↓↓↓

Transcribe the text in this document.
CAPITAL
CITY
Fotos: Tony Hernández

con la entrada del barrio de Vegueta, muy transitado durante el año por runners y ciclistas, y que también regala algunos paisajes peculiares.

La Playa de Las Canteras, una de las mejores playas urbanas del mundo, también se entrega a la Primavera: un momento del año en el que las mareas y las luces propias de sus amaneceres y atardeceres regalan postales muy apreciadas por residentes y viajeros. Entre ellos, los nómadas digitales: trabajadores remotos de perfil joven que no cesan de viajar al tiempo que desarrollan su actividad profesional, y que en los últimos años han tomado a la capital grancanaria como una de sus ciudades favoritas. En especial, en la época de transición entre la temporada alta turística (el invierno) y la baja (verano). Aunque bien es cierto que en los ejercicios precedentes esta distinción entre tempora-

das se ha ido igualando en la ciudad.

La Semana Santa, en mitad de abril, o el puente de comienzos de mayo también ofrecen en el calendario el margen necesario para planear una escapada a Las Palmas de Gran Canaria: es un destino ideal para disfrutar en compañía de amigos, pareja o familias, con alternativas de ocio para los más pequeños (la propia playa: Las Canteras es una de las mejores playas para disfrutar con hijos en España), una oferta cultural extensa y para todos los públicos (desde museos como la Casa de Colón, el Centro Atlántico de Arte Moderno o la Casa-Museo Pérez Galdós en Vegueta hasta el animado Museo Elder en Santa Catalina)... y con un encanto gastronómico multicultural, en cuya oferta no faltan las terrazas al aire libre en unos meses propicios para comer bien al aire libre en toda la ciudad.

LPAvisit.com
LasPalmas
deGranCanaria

↑↑↑

Exercise aim:
Print the material verbatim, all of it.

Reply:
Transcribe the text in this document.
CAPITAL
CITY
Fotos: Tony Hernández

con la entrada del barrio de Vegueta, muy transitado durante el año por runners y ciclistas, y que también regala algunos paisajes peculiares.

La Playa de Las Canteras, una de las mejores playas urbanas del mundo, también se entrega a la Primavera: un momento del año en el que las mareas y las luces propias de sus amaneceres y atardeceres regalan postales muy apreciadas por residentes y viajeros. Entre ellos, los nómadas digitales: trabajadores remotos de perfil joven que no cesan de viajar al tiempo que desarrollan su actividad profesional, y que en los últimos años han tomado a la capital grancanaria como una de sus ciudades favoritas. En especial, en la época de transición entre la temporada alta turística (el invierno) y la baja (verano). Aunque bien es cierto que en los ejercicios precedentes esta distinción entre tempora-

das se ha ido igualando en la ciudad.

La Semana Santa, en mitad de abril, o el puente de comienzos de mayo también ofrecen en el calendario el margen necesario para planear una escapada a Las Palmas de Gran Canaria: es un destino ideal para disfrutar en compañía de amigos, pareja o familias, con alternativas de ocio para los más pequeños (la propia playa: Las Canteras es una de las mejores playas para disfrutar con hijos en España), una oferta cultural extensa y para todos los públicos (desde museos como la Casa de Colón, el Centro Atlántico de Arte Moderno o la Casa-Museo Pérez Galdós en Vegueta hasta el animado Museo Elder en Santa Catalina)... y con un encanto gastronómico multicultural, en cuya oferta no faltan las terrazas al aire libre en unos meses propicios para comer bien al aire libre en toda la ciudad.

LPAvisit.com
LasPalmas
deGranCanaria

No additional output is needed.